This question has been answered in Canada and the answer is yes-we will all have the same level of benefits and if you want additional benefits you will have to leave the country. In the United Kingdom, everyone has the same level of benefits except for those who buy additional benefits with private insurance.
In the United States, we have ostensibly said yes by providing the same level of benefits in our Medicaid and Medicare programs as private insurance. However, we have quietly reduced access in the Medicaid arena by paying physicians significantly less than what Medicare and private insurance pay. As a result of these reduced payments to physicians, many of the top specialists do not participate in the Medicaid plans, thereby reducing access to high-tech services and procedures. In certain states, the Medicare programs mandate generic drugs where there is a brand substitute.
Until we decisively answer this question, state and federal budgets will continue to underfund Medicaid and the cost of these higher-tech procedures will continue to be borne by the private insurance marketplace. And as private insurance medical cost increases continue at the unsustainable double digits, the sooner we answer the question of whether Medicaid is going to have equal benefits to private insurance or not, the faster we can solve the current private insurance cost crisis.
============================================================
» Task list:
1. Please list every country named in the passage on health benefits.
2. Decide whether each statement agrees with the passage on health benefits, answering yes or no and quoting the words that settle it: (a) In the United Kingdom, some people buy additional benefits with private insurance. (b) Medicaid pays physicians more than Medicare does. (c) Private insurance medical cost increases are running in the single digits.
3. According to the passage on health benefits, what do the Medicare programs in certain states mandate?
============================================================
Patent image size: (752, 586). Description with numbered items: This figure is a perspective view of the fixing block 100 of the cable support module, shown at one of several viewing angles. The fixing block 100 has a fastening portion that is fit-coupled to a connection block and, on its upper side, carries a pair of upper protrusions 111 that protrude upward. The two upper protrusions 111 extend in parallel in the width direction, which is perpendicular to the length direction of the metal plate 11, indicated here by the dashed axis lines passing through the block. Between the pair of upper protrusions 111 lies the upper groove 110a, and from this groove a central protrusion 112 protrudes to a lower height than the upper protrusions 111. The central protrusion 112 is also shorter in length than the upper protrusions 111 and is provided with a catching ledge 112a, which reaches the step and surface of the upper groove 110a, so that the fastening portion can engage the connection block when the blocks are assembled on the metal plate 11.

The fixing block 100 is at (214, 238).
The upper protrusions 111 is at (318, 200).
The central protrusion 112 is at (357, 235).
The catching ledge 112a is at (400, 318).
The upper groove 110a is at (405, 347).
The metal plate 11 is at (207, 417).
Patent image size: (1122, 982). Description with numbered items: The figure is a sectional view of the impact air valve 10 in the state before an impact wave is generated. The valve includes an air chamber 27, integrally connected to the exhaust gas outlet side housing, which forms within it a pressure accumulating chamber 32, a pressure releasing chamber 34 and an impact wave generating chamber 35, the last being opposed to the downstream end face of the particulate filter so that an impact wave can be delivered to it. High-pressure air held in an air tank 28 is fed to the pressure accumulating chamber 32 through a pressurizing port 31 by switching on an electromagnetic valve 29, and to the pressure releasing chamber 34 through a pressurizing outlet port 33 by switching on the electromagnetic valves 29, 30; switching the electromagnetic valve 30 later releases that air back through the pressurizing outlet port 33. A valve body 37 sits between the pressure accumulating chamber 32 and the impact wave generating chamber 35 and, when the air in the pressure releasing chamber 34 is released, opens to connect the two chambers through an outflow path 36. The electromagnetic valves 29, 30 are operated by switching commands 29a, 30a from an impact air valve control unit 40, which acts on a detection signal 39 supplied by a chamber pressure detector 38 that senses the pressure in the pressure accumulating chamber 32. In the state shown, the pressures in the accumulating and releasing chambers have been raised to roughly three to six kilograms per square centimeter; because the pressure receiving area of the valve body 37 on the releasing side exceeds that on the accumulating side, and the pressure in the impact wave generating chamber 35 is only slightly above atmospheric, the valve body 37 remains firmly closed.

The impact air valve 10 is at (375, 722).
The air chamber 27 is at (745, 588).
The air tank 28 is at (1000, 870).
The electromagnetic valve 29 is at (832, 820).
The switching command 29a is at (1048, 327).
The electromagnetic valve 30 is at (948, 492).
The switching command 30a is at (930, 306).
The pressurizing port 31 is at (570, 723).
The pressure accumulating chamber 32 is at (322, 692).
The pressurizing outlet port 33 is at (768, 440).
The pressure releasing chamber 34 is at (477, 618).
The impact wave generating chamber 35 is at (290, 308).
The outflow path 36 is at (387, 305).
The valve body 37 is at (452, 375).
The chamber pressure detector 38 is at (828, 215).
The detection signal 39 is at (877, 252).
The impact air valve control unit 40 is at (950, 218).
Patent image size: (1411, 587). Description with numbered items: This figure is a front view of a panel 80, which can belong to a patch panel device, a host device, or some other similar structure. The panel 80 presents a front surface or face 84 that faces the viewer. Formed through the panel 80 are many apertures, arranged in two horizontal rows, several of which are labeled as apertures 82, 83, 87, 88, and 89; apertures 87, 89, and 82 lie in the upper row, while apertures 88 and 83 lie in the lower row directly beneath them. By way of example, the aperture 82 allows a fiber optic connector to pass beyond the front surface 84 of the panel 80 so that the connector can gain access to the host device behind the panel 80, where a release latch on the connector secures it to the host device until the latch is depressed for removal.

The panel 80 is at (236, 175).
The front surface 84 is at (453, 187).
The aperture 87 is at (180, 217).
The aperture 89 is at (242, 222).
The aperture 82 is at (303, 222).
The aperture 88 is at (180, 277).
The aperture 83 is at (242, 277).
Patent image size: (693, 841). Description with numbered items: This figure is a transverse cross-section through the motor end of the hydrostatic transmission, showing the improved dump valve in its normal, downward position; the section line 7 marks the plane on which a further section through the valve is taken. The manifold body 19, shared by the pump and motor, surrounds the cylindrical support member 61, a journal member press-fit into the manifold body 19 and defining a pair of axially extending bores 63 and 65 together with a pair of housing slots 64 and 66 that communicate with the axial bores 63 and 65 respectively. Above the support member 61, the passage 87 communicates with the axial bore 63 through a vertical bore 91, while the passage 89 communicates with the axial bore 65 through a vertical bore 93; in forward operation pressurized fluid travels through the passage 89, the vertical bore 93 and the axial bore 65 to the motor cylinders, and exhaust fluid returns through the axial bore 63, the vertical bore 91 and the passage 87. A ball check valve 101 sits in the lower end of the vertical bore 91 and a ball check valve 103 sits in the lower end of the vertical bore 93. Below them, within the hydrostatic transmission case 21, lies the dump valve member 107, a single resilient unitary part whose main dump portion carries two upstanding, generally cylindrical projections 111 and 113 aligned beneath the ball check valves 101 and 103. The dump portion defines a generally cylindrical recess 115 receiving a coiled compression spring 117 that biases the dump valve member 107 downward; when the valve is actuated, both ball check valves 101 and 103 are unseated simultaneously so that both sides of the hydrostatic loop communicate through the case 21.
============================================================
» Task responses:
1. Canada, the United Kingdom, the United States

2.
(a) Yes: "everyone has the same level of benefits except for those who buy additional benefits with private insurance."
(b) No: "paying physicians significantly less than what Medicare and private insurance pay."
(c) No: "continue at the unsustainable double digits"

3. Generic drugs where there is a brand substitute.